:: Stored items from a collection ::
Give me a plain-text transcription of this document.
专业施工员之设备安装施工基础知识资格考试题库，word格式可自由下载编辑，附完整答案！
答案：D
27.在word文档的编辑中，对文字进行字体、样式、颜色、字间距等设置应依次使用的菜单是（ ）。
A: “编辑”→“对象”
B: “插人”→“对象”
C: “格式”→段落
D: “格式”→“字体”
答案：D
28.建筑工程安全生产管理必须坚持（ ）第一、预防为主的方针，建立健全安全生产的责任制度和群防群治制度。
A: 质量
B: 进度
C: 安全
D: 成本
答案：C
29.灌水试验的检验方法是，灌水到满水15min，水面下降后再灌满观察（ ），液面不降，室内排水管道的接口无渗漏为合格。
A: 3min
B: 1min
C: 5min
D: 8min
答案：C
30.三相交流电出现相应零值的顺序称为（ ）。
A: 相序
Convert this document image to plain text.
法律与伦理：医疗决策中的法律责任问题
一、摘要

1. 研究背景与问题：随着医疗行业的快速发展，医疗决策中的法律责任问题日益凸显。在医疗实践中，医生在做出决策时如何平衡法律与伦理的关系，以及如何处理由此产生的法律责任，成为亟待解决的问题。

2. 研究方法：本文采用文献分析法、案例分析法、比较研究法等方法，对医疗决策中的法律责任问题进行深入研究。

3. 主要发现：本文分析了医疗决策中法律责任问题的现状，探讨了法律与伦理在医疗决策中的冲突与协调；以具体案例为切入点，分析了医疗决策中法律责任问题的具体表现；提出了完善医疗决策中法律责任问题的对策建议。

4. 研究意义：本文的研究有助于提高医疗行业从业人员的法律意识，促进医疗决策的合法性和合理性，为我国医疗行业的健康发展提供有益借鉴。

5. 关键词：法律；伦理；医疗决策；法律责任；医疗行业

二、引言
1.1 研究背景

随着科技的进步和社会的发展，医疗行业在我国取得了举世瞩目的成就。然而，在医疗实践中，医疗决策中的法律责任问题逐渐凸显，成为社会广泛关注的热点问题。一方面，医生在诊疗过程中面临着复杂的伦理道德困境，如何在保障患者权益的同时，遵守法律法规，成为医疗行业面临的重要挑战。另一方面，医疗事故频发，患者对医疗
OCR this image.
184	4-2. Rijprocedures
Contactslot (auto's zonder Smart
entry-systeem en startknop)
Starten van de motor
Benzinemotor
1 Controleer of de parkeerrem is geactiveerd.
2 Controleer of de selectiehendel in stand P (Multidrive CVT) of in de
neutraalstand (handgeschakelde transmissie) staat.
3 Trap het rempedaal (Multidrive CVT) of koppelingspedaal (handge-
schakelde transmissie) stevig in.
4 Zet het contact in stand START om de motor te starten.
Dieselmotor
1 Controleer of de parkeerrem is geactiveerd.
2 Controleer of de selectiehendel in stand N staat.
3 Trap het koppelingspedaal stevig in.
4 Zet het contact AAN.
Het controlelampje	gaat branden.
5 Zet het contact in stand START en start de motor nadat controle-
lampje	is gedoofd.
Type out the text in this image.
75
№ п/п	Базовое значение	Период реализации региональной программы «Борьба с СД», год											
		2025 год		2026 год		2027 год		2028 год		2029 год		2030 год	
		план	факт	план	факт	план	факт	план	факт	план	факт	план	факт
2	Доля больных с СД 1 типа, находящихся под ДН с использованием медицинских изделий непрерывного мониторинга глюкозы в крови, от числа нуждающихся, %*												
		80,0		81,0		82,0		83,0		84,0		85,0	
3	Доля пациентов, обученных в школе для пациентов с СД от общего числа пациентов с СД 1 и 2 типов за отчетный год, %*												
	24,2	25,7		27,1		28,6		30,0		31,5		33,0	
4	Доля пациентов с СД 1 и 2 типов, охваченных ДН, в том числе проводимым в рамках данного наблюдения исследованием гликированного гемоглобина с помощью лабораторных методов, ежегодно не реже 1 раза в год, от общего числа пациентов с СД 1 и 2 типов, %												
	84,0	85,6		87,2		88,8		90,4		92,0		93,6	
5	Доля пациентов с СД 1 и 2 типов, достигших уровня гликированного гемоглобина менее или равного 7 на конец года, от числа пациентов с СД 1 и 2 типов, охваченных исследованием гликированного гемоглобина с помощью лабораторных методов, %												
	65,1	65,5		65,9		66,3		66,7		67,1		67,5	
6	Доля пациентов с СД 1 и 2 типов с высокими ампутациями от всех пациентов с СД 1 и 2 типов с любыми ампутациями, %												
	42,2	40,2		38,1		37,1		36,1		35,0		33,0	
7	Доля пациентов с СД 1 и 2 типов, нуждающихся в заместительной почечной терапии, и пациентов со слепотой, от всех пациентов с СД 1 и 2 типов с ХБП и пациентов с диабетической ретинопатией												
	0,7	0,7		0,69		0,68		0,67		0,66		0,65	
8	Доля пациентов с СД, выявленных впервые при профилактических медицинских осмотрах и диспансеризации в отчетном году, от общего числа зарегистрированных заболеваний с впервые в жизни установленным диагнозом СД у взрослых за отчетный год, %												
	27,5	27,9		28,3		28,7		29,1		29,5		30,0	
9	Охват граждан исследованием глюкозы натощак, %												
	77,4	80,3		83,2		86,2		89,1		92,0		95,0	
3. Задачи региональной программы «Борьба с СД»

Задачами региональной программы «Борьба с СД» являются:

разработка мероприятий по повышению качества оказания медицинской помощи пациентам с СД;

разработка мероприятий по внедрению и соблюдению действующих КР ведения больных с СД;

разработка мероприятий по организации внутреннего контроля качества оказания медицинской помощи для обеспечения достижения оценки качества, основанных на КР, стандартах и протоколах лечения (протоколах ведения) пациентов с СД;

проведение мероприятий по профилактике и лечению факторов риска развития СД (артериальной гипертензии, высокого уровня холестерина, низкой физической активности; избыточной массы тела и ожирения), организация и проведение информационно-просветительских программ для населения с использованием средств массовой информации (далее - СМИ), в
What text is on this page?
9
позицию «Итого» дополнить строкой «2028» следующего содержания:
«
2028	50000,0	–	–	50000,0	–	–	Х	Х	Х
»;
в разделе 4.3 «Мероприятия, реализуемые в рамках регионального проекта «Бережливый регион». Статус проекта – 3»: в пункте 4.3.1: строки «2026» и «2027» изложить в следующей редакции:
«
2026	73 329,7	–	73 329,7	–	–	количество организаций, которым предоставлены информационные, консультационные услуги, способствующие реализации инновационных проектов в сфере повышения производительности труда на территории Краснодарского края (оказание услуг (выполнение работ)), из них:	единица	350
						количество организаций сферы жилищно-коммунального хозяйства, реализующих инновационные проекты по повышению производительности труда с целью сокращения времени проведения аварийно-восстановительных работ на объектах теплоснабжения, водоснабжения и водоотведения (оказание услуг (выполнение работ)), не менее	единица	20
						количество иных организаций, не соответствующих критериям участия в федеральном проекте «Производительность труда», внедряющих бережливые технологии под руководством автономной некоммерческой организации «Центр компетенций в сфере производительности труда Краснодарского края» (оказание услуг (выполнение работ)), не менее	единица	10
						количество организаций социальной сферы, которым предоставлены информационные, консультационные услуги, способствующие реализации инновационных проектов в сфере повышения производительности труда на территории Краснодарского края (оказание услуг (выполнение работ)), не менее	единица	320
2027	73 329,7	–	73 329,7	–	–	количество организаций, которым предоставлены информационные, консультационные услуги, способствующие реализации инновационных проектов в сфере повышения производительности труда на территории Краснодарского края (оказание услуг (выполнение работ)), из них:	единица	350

:: SET TASK ::
Restate every record exactly, leaving nothing out.

:: FINAL ANSWER ::
Give me a plain-text transcription of this document.
专业施工员之设备安装施工基础知识资格考试题库，word格式可自由下载编辑，附完整答案！
答案：D
27.在word文档的编辑中，对文字进行字体、样式、颜色、字间距等设置应依次使用的菜单是（ ）。
A: “编辑”→“对象”
B: “插人”→“对象”
C: “格式”→段落
D: “格式”→“字体”
答案：D
28.建筑工程安全生产管理必须坚持（ ）第一、预防为主的方针，建立健全安全生产的责任制度和群防群治制度。
A: 质量
B: 进度
C: 安全
D: 成本
答案：C
29.灌水试验的检验方法是，灌水到满水15min，水面下降后再灌满观察（ ），液面不降，室内排水管道的接口无渗漏为合格。
A: 3min
B: 1min
C: 5min
D: 8min
答案：C
30.三相交流电出现相应零值的顺序称为（ ）。
A: 相序
Convert this document image to plain text.
法律与伦理：医疗决策中的法律责任问题
一、摘要

1. 研究背景与问题：随着医疗行业的快速发展，医疗决策中的法律责任问题日益凸显。在医疗实践中，医生在做出决策时如何平衡法律与伦理的关系，以及如何处理由此产生的法律责任，成为亟待解决的问题。

2. 研究方法：本文采用文献分析法、案例分析法、比较研究法等方法，对医疗决策中的法律责任问题进行深入研究。

3. 主要发现：本文分析了医疗决策中法律责任问题的现状，探讨了法律与伦理在医疗决策中的冲突与协调；以具体案例为切入点，分析了医疗决策中法律责任问题的具体表现；提出了完善医疗决策中法律责任问题的对策建议。

4. 研究意义：本文的研究有助于提高医疗行业从业人员的法律意识，促进医疗决策的合法性和合理性，为我国医疗行业的健康发展提供有益借鉴。

5. 关键词：法律；伦理；医疗决策；法律责任；医疗行业

二、引言
1.1 研究背景

随着科技的进步和社会的发展，医疗行业在我国取得了举世瞩目的成就。然而，在医疗实践中，医疗决策中的法律责任问题逐渐凸显，成为社会广泛关注的热点问题。一方面，医生在诊疗过程中面临着复杂的伦理道德困境，如何在保障患者权益的同时，遵守法律法规，成为医疗行业面临的重要挑战。另一方面，医疗事故频发，患者对医疗
OCR this image.
184	4-2. Rijprocedures
Contactslot (auto's zonder Smart
entry-systeem en startknop)
Starten van de motor
Benzinemotor
1 Controleer of de parkeerrem is geactiveerd.
2 Controleer of de selectiehendel in stand P (Multidrive CVT) of in de
neutraalstand (handgeschakelde transmissie) staat.
3 Trap het rempedaal (Multidrive CVT) of koppelingspedaal (handge-
schakelde transmissie) stevig in.
4 Zet het contact in stand START om de motor te starten.
Dieselmotor
1 Controleer of de parkeerrem is geactiveerd.
2 Controleer of de selectiehendel in stand N staat.
3 Trap het koppelingspedaal stevig in.
4 Zet het contact AAN.
Het controlelampje	gaat branden.
5 Zet het contact in stand START en start de motor nadat controle-
lampje	is gedoofd.
Type out the text in this image.
75
№ п/п	Базовое значение	Период реализации региональной программы «Борьба с СД», год											
		2025 год		2026 год		2027 год		2028 год		2029 год		2030 год	
		план	факт	план	факт	план	факт	план	факт	план	факт	план	факт
2	Доля больных с СД 1 типа, находящихся под ДН с использованием медицинских изделий непрерывного мониторинга глюкозы в крови, от числа нуждающихся, %*												
		80,0		81,0		82,0		83,0		84,0		85,0	
3	Доля пациентов, обученных в школе для пациентов с СД от общего числа пациентов с СД 1 и 2 типов за отчетный год, %*												
	24,2	25,7		27,1		28,6		30,0		31,5		33,0	
4	Доля пациентов с СД 1 и 2 типов, охваченных ДН, в том числе проводимым в рамках данного наблюдения исследованием гликированного гемоглобина с помощью лабораторных методов, ежегодно не реже 1 раза в год, от общего числа пациентов с СД 1 и 2 типов, %												
	84,0	85,6		87,2		88,8		90,4		92,0		93,6	
5	Доля пациентов с СД 1 и 2 типов, достигших уровня гликированного гемоглобина менее или равного 7 на конец года, от числа пациентов с СД 1 и 2 типов, охваченных исследованием гликированного гемоглобина с помощью лабораторных методов, %												
	65,1	65,5		65,9		66,3		66,7		67,1		67,5	
6	Доля пациентов с СД 1 и 2 типов с высокими ампутациями от всех пациентов с СД 1 и 2 типов с любыми ампутациями, %												
	42,2	40,2		38,1		37,1		36,1		35,0		33,0	
7	Доля пациентов с СД 1 и 2 типов, нуждающихся в заместительной почечной терапии, и пациентов со слепотой, от всех пациентов с СД 1 и 2 типов с ХБП и пациентов с диабетической ретинопатией												
	0,7	0,7		0,69		0,68		0,67		0,66		0,65	
8	Доля пациентов с СД, выявленных впервые при профилактических медицинских осмотрах и диспансеризации в отчетном году, от общего числа зарегистрированных заболеваний с впервые в жизни установленным диагнозом СД у взрослых за отчетный год, %												
	27,5	27,9		28,3		28,7		29,1		29,5		30,0	
9	Охват граждан исследованием глюкозы натощак, %												
	77,4	80,3		83,2		86,2		89,1		92,0		95,0	
3. Задачи региональной программы «Борьба с СД»

Задачами региональной программы «Борьба с СД» являются:

разработка мероприятий по повышению качества оказания медицинской помощи пациентам с СД;

разработка мероприятий по внедрению и соблюдению действующих КР ведения больных с СД;

разработка мероприятий по организации внутреннего контроля качества оказания медицинской помощи для обеспечения достижения оценки качества, основанных на КР, стандартах и протоколах лечения (протоколах ведения) пациентов с СД;

проведение мероприятий по профилактике и лечению факторов риска развития СД (артериальной гипертензии, высокого уровня холестерина, низкой физической активности; избыточной массы тела и ожирения), организация и проведение информационно-просветительских программ для населения с использованием средств массовой информации (далее - СМИ), в
What text is on this page?
9
позицию «Итого» дополнить строкой «2028» следующего содержания:
«
2028	50000,0	–	–	50000,0	–	–	Х	Х	Х
»;
в разделе 4.3 «Мероприятия, реализуемые в рамках регионального проекта «Бережливый регион». Статус проекта – 3»: в пункте 4.3.1: строки «2026» и «2027» изложить в следующей редакции:
«
2026	73 329,7	–	73 329,7	–	–	количество организаций, которым предоставлены информационные, консультационные услуги, способствующие реализации инновационных проектов в сфере повышения производительности труда на территории Краснодарского края (оказание услуг (выполнение работ)), из них:	единица	350
						количество организаций сферы жилищно-коммунального хозяйства, реализующих инновационные проекты по повышению производительности труда с целью сокращения времени проведения аварийно-восстановительных работ на объектах теплоснабжения, водоснабжения и водоотведения (оказание услуг (выполнение работ)), не менее	единица	20
						количество иных организаций, не соответствующих критериям участия в федеральном проекте «Производительность труда», внедряющих бережливые технологии под руководством автономной некоммерческой организации «Центр компетенций в сфере производительности труда Краснодарского края» (оказание услуг (выполнение работ)), не менее	единица	10
						количество организаций социальной сферы, которым предоставлены информационные, консультационные услуги, способствующие реализации инновационных проектов в сфере повышения производительности труда на территории Краснодарского края (оказание услуг (выполнение работ)), не менее	единица	320
2027	73 329,7	–	73 329,7	–	–	количество организаций, которым предоставлены информационные, консультационные услуги, способствующие реализации инновационных проектов в сфере повышения производительности труда на территории Краснодарского края (оказание услуг (выполнение работ)), из них:	единица	350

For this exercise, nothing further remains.